- Problem requirements
Repeat only the lines below from the one that contains "Read out every word on this page." through the final line, exactly. Omit pictures.
>> Start
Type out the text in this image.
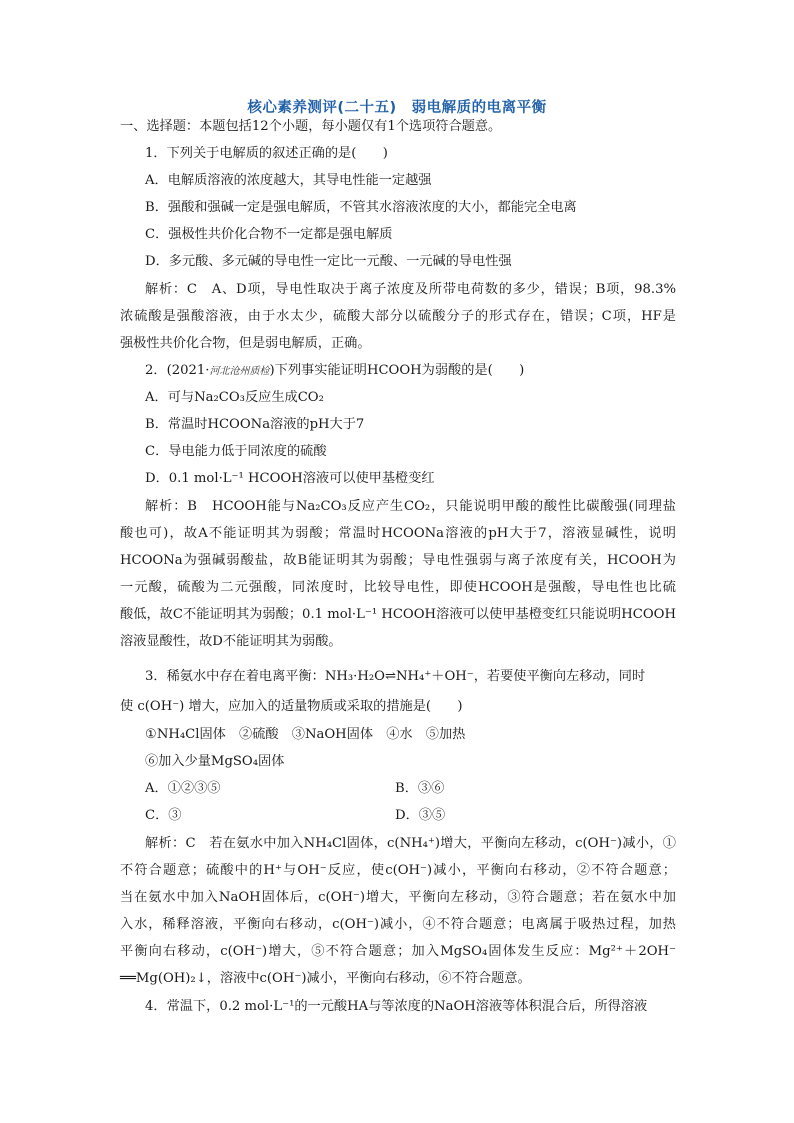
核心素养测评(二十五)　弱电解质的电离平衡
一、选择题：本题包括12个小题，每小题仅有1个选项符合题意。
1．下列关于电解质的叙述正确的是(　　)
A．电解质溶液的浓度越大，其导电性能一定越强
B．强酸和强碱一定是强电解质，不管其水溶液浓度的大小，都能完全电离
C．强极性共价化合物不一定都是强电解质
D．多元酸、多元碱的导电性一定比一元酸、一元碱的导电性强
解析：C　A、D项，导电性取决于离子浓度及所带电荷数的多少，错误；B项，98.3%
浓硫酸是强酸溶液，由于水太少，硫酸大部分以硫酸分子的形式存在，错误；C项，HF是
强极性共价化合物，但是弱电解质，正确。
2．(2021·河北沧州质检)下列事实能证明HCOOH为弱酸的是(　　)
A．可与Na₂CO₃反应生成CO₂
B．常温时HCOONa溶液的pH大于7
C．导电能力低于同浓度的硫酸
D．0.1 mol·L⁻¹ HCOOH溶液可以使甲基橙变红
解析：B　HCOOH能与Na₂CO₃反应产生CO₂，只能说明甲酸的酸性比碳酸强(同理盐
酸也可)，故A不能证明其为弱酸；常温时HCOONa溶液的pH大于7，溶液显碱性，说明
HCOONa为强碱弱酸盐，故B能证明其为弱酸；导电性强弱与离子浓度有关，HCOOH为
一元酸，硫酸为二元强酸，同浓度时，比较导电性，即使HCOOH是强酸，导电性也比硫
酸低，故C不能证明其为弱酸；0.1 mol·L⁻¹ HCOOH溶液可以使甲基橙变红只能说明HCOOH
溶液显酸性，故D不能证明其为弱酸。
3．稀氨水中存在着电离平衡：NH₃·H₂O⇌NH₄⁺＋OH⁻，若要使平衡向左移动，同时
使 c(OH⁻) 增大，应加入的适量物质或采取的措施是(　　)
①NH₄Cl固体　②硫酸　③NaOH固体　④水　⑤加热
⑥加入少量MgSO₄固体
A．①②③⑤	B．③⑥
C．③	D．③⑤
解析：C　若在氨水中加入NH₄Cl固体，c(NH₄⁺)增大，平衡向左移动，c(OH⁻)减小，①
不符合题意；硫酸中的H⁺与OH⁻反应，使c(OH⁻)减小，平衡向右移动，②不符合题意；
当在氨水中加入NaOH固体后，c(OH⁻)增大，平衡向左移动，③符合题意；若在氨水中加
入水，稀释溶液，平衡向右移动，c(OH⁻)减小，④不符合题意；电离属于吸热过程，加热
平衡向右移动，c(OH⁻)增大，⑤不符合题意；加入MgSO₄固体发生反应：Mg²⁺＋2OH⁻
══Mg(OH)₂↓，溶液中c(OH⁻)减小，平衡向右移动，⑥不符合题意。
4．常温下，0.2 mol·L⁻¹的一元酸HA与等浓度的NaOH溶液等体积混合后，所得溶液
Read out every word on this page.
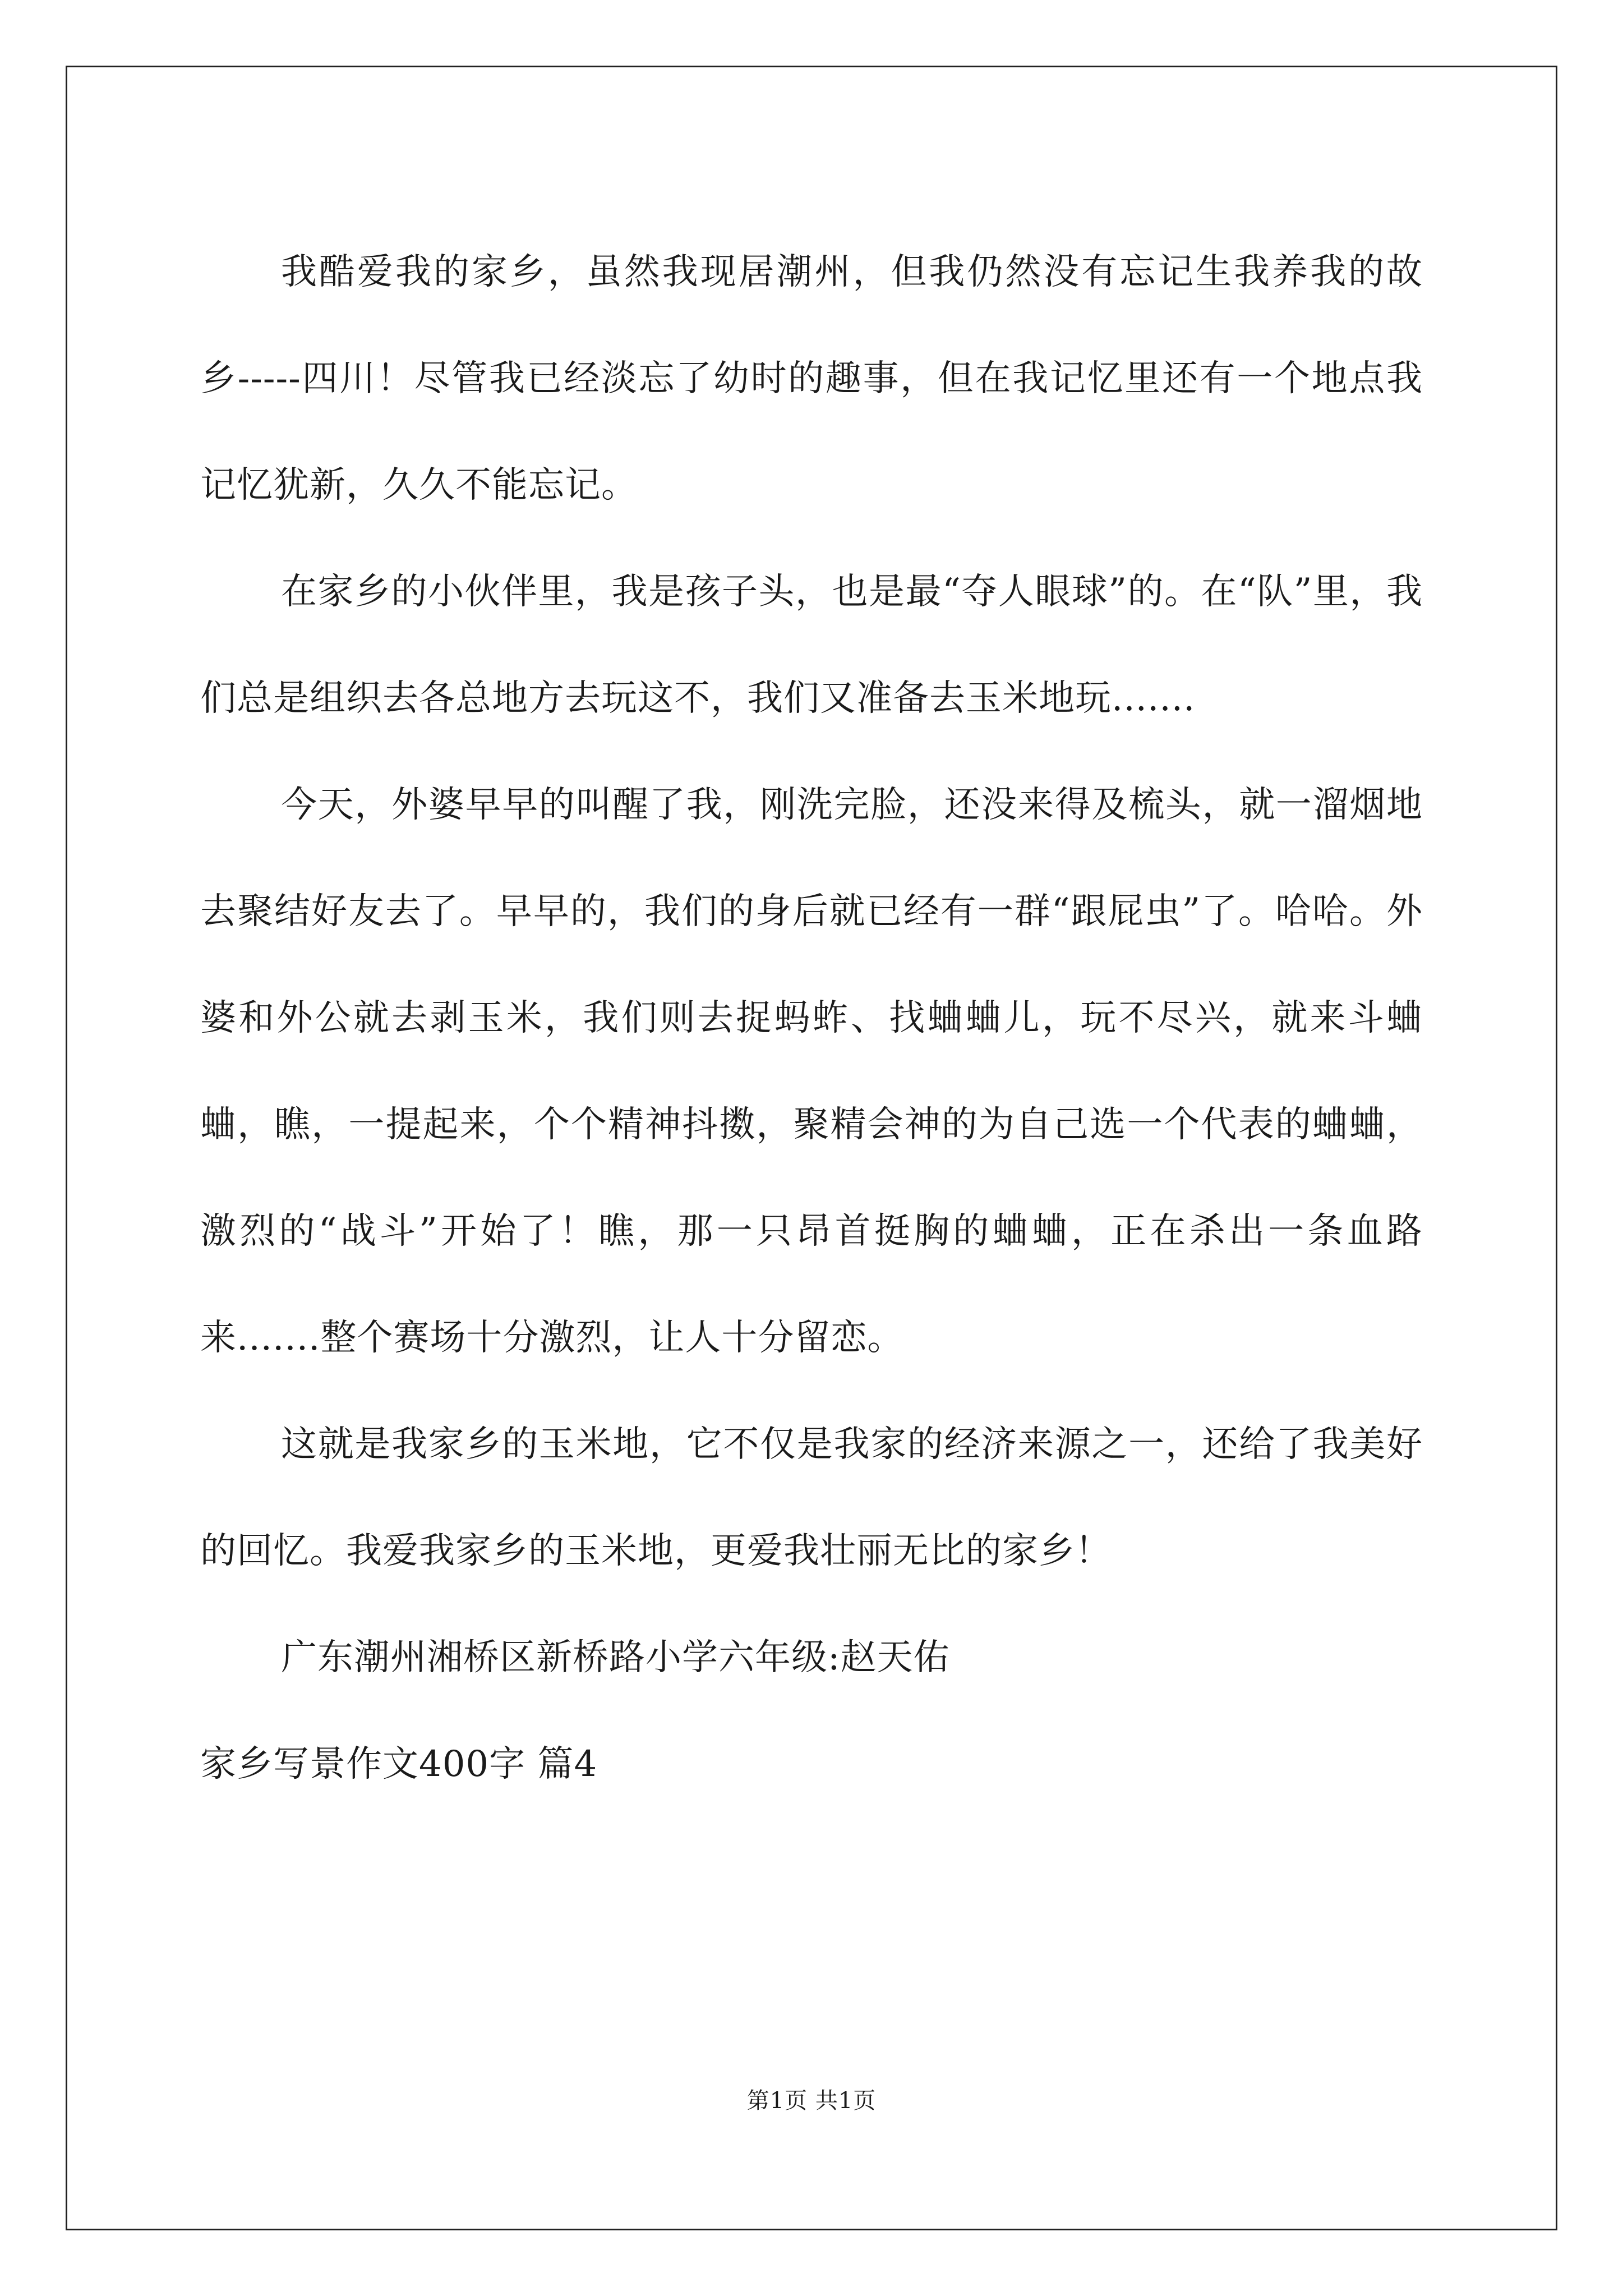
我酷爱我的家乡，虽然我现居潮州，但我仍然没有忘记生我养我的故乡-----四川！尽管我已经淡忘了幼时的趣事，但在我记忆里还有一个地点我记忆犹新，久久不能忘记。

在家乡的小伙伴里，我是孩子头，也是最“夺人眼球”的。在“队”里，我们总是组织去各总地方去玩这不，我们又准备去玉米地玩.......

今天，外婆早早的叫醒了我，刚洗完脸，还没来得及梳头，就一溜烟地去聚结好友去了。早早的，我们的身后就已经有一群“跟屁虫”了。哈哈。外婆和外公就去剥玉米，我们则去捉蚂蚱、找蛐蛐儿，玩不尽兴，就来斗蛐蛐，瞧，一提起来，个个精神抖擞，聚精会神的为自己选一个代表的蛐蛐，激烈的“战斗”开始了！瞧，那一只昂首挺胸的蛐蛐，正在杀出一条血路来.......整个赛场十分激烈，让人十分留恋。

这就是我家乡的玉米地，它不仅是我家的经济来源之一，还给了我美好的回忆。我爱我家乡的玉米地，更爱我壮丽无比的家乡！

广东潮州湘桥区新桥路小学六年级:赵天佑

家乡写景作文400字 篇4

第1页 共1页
>> End
- Result of this exercise
Read out every word on this page.
我酷爱我的家乡，虽然我现居潮州，但我仍然没有忘记生我养我的故乡-----四川！尽管我已经淡忘了幼时的趣事，但在我记忆里还有一个地点我记忆犹新，久久不能忘记。

在家乡的小伙伴里，我是孩子头，也是最“夺人眼球”的。在“队”里，我们总是组织去各总地方去玩这不，我们又准备去玉米地玩.......

今天，外婆早早的叫醒了我，刚洗完脸，还没来得及梳头，就一溜烟地去聚结好友去了。早早的，我们的身后就已经有一群“跟屁虫”了。哈哈。外婆和外公就去剥玉米，我们则去捉蚂蚱、找蛐蛐儿，玩不尽兴，就来斗蛐蛐，瞧，一提起来，个个精神抖擞，聚精会神的为自己选一个代表的蛐蛐，激烈的“战斗”开始了！瞧，那一只昂首挺胸的蛐蛐，正在杀出一条血路来.......整个赛场十分激烈，让人十分留恋。

这就是我家乡的玉米地，它不仅是我家的经济来源之一，还给了我美好的回忆。我爱我家乡的玉米地，更爱我壮丽无比的家乡！

广东潮州湘桥区新桥路小学六年级:赵天佑

家乡写景作文400字 篇4

第1页 共1页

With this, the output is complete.